* _DATA TO PROCESS_:
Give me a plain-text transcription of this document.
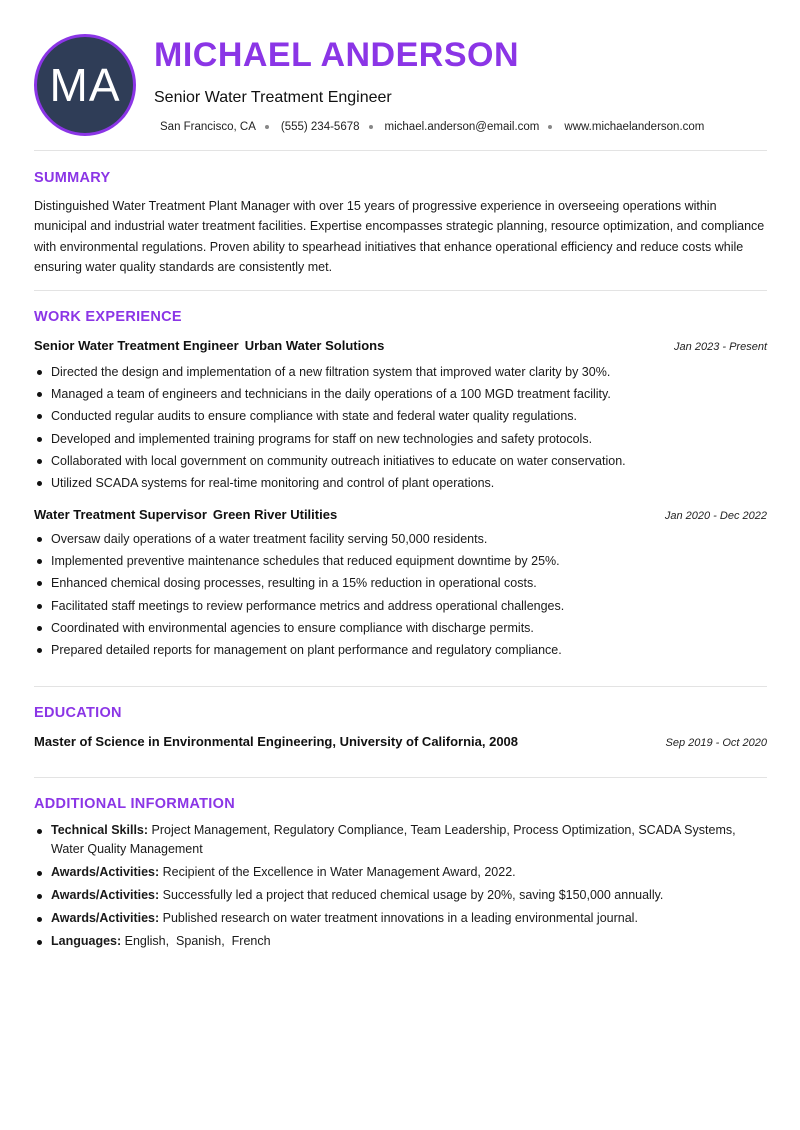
MA
MICHAEL ANDERSON
Senior Water Treatment Engineer
San Francisco, CA (555) 234-5678 michael.anderson@email.com www.michaelanderson.com
SUMMARY

Distinguished Water Treatment Plant Manager with over 15 years of progressive experience in overseeing operations within municipal and industrial water treatment facilities. Expertise encompasses strategic planning, resource optimization, and compliance with environmental regulations. Proven ability to spearhead initiatives that enhance operational efficiency and reduce costs while ensuring water quality standards are consistently met.

WORK EXPERIENCE
Senior Water Treatment Engineer Urban Water Solutions	Jan 2023 - Present
Directed the design and implementation of a new filtration system that improved water clarity by 30%.
Managed a team of engineers and technicians in the daily operations of a 100 MGD treatment facility.
Conducted regular audits to ensure compliance with state and federal water quality regulations.
Developed and implemented training programs for staff on new technologies and safety protocols.
Collaborated with local government on community outreach initiatives to educate on water conservation.
Utilized SCADA systems for real-time monitoring and control of plant operations.
Water Treatment Supervisor Green River Utilities	Jan 2020 - Dec 2022
Oversaw daily operations of a water treatment facility serving 50,000 residents.
Implemented preventive maintenance schedules that reduced equipment downtime by 25%.
Enhanced chemical dosing processes, resulting in a 15% reduction in operational costs.
Facilitated staff meetings to review performance metrics and address operational challenges.
Coordinated with environmental agencies to ensure compliance with discharge permits.
Prepared detailed reports for management on plant performance and regulatory compliance.
EDUCATION
Master of Science in Environmental Engineering, University of California, 2008	Sep 2019 - Oct 2020
ADDITIONAL INFORMATION
Technical Skills: Project Management, Regulatory Compliance, Team Leadership, Process Optimization, SCADA Systems, Water Quality Management
Awards/Activities: Recipient of the Excellence in Water Management Award, 2022.
Awards/Activities: Successfully led a project that reduced chemical usage by 20%, saving $150,000 annually.
Awards/Activities: Published research on water treatment innovations in a leading environmental journal.
Languages: English,  Spanish,  French
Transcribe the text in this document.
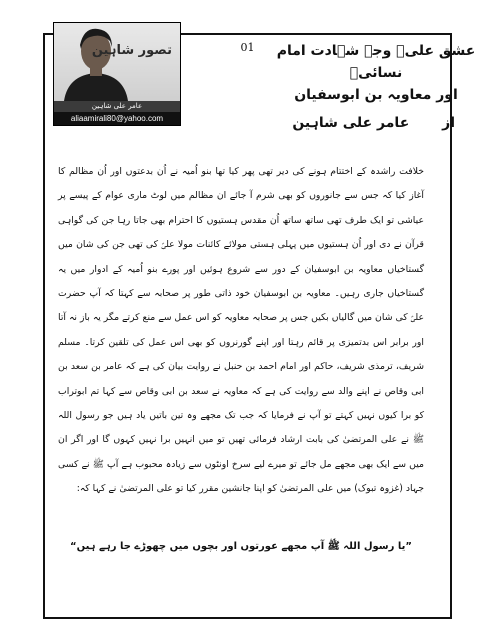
01
تصور شاہین
عامر علی شاہین
aliaamirali80@yahoo.com
عشق علیؑ وجہ شہادت امام نسائیؒ
اور معاویہ بن ابوسفیان
از عامر علی شاہین

خلافت راشدہ کے اختتام ہونے کی دیر تھی پھر کیا تھا بنو اُمیہ نے اُن بدعتوں اور اُن مظالم کا آغاز کیا کہ جس سے جانوروں کو بھی شرم آ جائے ان مظالم میں لوٹ ماری عوام کے پیسے پر عیاشی تو ایک طرف تھی ساتھ ساتھ اُن مقدس ہستیوں کا احترام بھی جاتا رہا جن کی گواہی قرآن نے دی اور اُن ہستیوں میں پہلی ہستی مولائے کائنات مولا علیؑ کی تھی جن کی شان میں گستاخیاں معاویہ بن ابوسفیان کے دور سے شروع ہوئیں اور پورے بنو اُمیہ کے ادوار میں یہ گستاخیاں جاری رہیں۔ معاویہ بن ابوسفیان خود ذاتی طور پر صحابہ سے کہتا کہ آپ حضرت علیؑ کی شان میں گالیاں بکیں جس پر صحابہ معاویہ کو اس عمل سے منع کرتے مگر یہ باز نہ آتا اور برابر اس بدتمیزی پر قائم رہتا اور اپنے گورنروں کو بھی اس عمل کی تلقین کرتا۔ مسلم شریف، ترمذی شریف، حاکم اور امام احمد بن حنبل نے روایت بیان کی ہے کہ عامر بن سعد بن ابی وقاص نے اپنے والد سے روایت کی ہے کہ معاویہ نے سعد بن ابی وقاص سے کہا تم ابوتراب کو برا کیوں نہیں کہتے تو آپ نے فرمایا کہ جب تک مجھے وہ تین باتیں یاد ہیں جو رسول اللہ ﷺ نے علی المرتضیٰ کی بابت ارشاد فرمائی تھیں تو میں انہیں برا نہیں کہوں گا اور اگر ان میں سے ایک بھی مجھے مل جائے تو میرے لیے سرخ اونٹوں سے زیادہ محبوب ہے آپ ﷺ نے کسی جہاد (غزوہ تبوک) میں علی المرتضیٰ کو اپنا جانشین مقرر کیا تو علی المرتضیٰ نے کہا کہ:

”یا رسول اللہ ﷺ آپ مجھے عورتوں اور بچوں میں چھوڑے جا رہے ہیں“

* _PROBLEM DETAILS_:
Without the pictures, write out all of the material exactly.

* _COMPLETE ANSWER_:
Give me a plain-text transcription of this document.
MA
MICHAEL ANDERSON
Senior Water Treatment Engineer
San Francisco, CA (555) 234-5678 michael.anderson@email.com www.michaelanderson.com
SUMMARY

Distinguished Water Treatment Plant Manager with over 15 years of progressive experience in overseeing operations within municipal and industrial water treatment facilities. Expertise encompasses strategic planning, resource optimization, and compliance with environmental regulations. Proven ability to spearhead initiatives that enhance operational efficiency and reduce costs while ensuring water quality standards are consistently met.

WORK EXPERIENCE
Senior Water Treatment Engineer Urban Water Solutions	Jan 2023 - Present
Directed the design and implementation of a new filtration system that improved water clarity by 30%.
Managed a team of engineers and technicians in the daily operations of a 100 MGD treatment facility.
Conducted regular audits to ensure compliance with state and federal water quality regulations.
Developed and implemented training programs for staff on new technologies and safety protocols.
Collaborated with local government on community outreach initiatives to educate on water conservation.
Utilized SCADA systems for real-time monitoring and control of plant operations.
Water Treatment Supervisor Green River Utilities	Jan 2020 - Dec 2022
Oversaw daily operations of a water treatment facility serving 50,000 residents.
Implemented preventive maintenance schedules that reduced equipment downtime by 25%.
Enhanced chemical dosing processes, resulting in a 15% reduction in operational costs.
Facilitated staff meetings to review performance metrics and address operational challenges.
Coordinated with environmental agencies to ensure compliance with discharge permits.
Prepared detailed reports for management on plant performance and regulatory compliance.
EDUCATION
Master of Science in Environmental Engineering, University of California, 2008	Sep 2019 - Oct 2020
ADDITIONAL INFORMATION
Technical Skills: Project Management, Regulatory Compliance, Team Leadership, Process Optimization, SCADA Systems, Water Quality Management
Awards/Activities: Recipient of the Excellence in Water Management Award, 2022.
Awards/Activities: Successfully led a project that reduced chemical usage by 20%, saving $150,000 annually.
Awards/Activities: Published research on water treatment innovations in a leading environmental journal.
Languages: English,  Spanish,  French
Transcribe the text in this document.
01
تصور شاہین
عامر علی شاہین
aliaamirali80@yahoo.com
عشق علیؑ وجہ شہادت امام نسائیؒ
اور معاویہ بن ابوسفیان
از عامر علی شاہین

خلافت راشدہ کے اختتام ہونے کی دیر تھی پھر کیا تھا بنو اُمیہ نے اُن بدعتوں اور اُن مظالم کا آغاز کیا کہ جس سے جانوروں کو بھی شرم آ جائے ان مظالم میں لوٹ ماری عوام کے پیسے پر عیاشی تو ایک طرف تھی ساتھ ساتھ اُن مقدس ہستیوں کا احترام بھی جاتا رہا جن کی گواہی قرآن نے دی اور اُن ہستیوں میں پہلی ہستی مولائے کائنات مولا علیؑ کی تھی جن کی شان میں گستاخیاں معاویہ بن ابوسفیان کے دور سے شروع ہوئیں اور پورے بنو اُمیہ کے ادوار میں یہ گستاخیاں جاری رہیں۔ معاویہ بن ابوسفیان خود ذاتی طور پر صحابہ سے کہتا کہ آپ حضرت علیؑ کی شان میں گالیاں بکیں جس پر صحابہ معاویہ کو اس عمل سے منع کرتے مگر یہ باز نہ آتا اور برابر اس بدتمیزی پر قائم رہتا اور اپنے گورنروں کو بھی اس عمل کی تلقین کرتا۔ مسلم شریف، ترمذی شریف، حاکم اور امام احمد بن حنبل نے روایت بیان کی ہے کہ عامر بن سعد بن ابی وقاص نے اپنے والد سے روایت کی ہے کہ معاویہ نے سعد بن ابی وقاص سے کہا تم ابوتراب کو برا کیوں نہیں کہتے تو آپ نے فرمایا کہ جب تک مجھے وہ تین باتیں یاد ہیں جو رسول اللہ ﷺ نے علی المرتضیٰ کی بابت ارشاد فرمائی تھیں تو میں انہیں برا نہیں کہوں گا اور اگر ان میں سے ایک بھی مجھے مل جائے تو میرے لیے سرخ اونٹوں سے زیادہ محبوب ہے آپ ﷺ نے کسی جہاد (غزوہ تبوک) میں علی المرتضیٰ کو اپنا جانشین مقرر کیا تو علی المرتضیٰ نے کہا کہ:

”یا رسول اللہ ﷺ آپ مجھے عورتوں اور بچوں میں چھوڑے جا رہے ہیں“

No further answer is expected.